WRITTEN REQUEST
What follows is a set of records; restate each one word for word and drop the pictures.

INPUT ROWS
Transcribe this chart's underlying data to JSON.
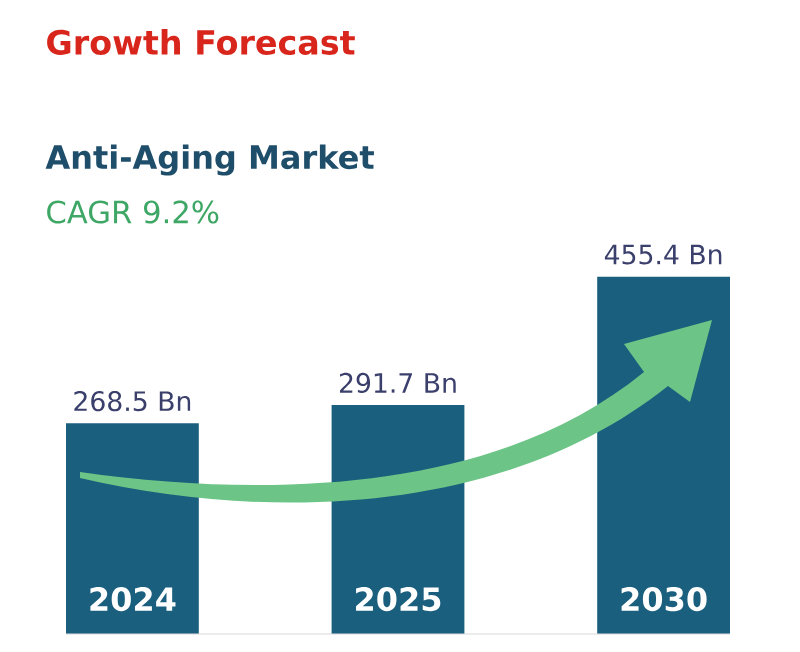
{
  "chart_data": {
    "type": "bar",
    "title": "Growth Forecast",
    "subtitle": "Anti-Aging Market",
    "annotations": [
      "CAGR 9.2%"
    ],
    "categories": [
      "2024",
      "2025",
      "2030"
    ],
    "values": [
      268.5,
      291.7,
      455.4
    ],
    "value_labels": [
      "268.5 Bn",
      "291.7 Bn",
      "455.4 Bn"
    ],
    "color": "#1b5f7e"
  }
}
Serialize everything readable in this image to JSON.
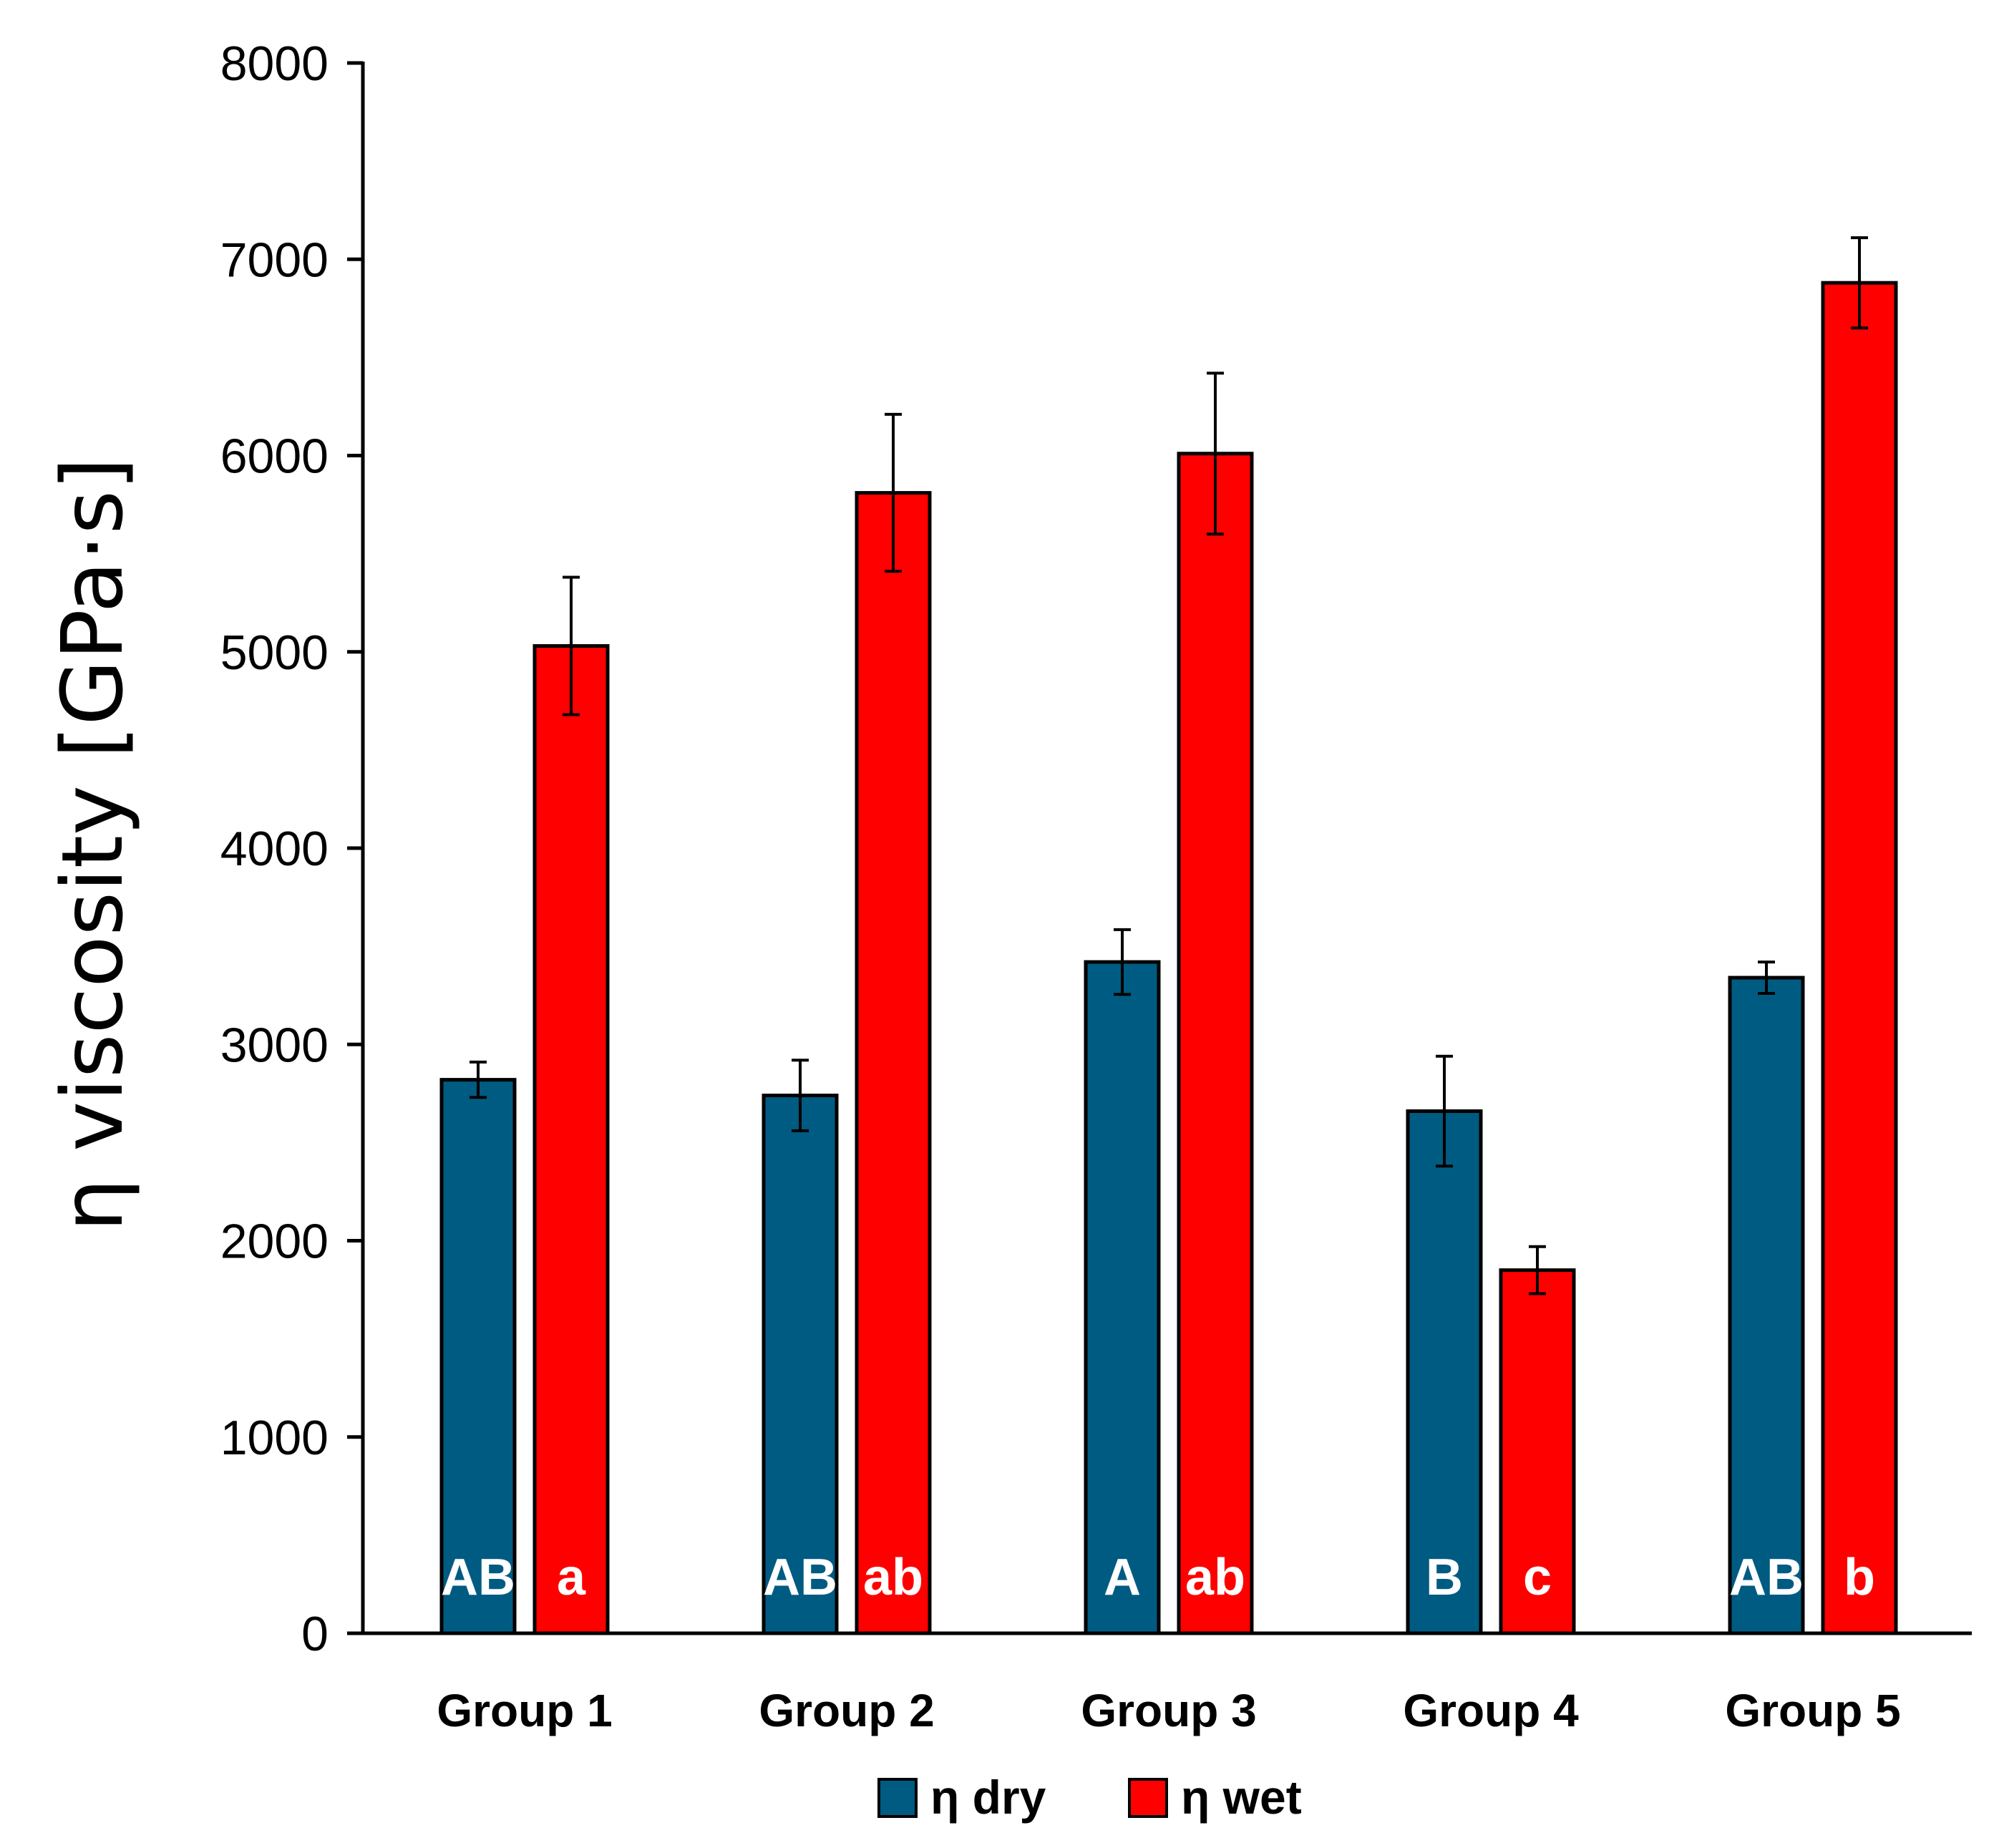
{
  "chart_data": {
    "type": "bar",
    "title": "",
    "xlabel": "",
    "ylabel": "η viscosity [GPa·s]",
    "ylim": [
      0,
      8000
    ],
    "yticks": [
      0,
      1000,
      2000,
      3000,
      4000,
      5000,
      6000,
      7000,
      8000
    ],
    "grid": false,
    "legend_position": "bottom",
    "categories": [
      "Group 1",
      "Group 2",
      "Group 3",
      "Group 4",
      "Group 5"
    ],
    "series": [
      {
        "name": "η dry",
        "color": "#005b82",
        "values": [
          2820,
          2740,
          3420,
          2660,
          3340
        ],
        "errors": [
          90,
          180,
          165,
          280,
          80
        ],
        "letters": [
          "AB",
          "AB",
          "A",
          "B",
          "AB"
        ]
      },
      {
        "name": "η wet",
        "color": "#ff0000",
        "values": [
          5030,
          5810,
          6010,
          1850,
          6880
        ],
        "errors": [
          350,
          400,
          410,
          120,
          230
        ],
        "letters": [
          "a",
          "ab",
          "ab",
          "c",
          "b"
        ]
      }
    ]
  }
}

COMPLETE OUTPUT
Transcribe this chart's underlying data to JSON.
{
  "chart_data": {
    "type": "bar",
    "title": "Growth Forecast",
    "subtitle": "Anti-Aging Market",
    "annotations": [
      "CAGR 9.2%"
    ],
    "categories": [
      "2024",
      "2025",
      "2030"
    ],
    "values": [
      268.5,
      291.7,
      455.4
    ],
    "value_labels": [
      "268.5 Bn",
      "291.7 Bn",
      "455.4 Bn"
    ],
    "color": "#1b5f7e"
  }
}
Serialize everything readable in this image to JSON.
{
  "chart_data": {
    "type": "bar",
    "title": "",
    "xlabel": "",
    "ylabel": "η viscosity [GPa·s]",
    "ylim": [
      0,
      8000
    ],
    "yticks": [
      0,
      1000,
      2000,
      3000,
      4000,
      5000,
      6000,
      7000,
      8000
    ],
    "grid": false,
    "legend_position": "bottom",
    "categories": [
      "Group 1",
      "Group 2",
      "Group 3",
      "Group 4",
      "Group 5"
    ],
    "series": [
      {
        "name": "η dry",
        "color": "#005b82",
        "values": [
          2820,
          2740,
          3420,
          2660,
          3340
        ],
        "errors": [
          90,
          180,
          165,
          280,
          80
        ],
        "letters": [
          "AB",
          "AB",
          "A",
          "B",
          "AB"
        ]
      },
      {
        "name": "η wet",
        "color": "#ff0000",
        "values": [
          5030,
          5810,
          6010,
          1850,
          6880
        ],
        "errors": [
          350,
          400,
          410,
          120,
          230
        ],
        "letters": [
          "a",
          "ab",
          "ab",
          "c",
          "b"
        ]
      }
    ]
  }
}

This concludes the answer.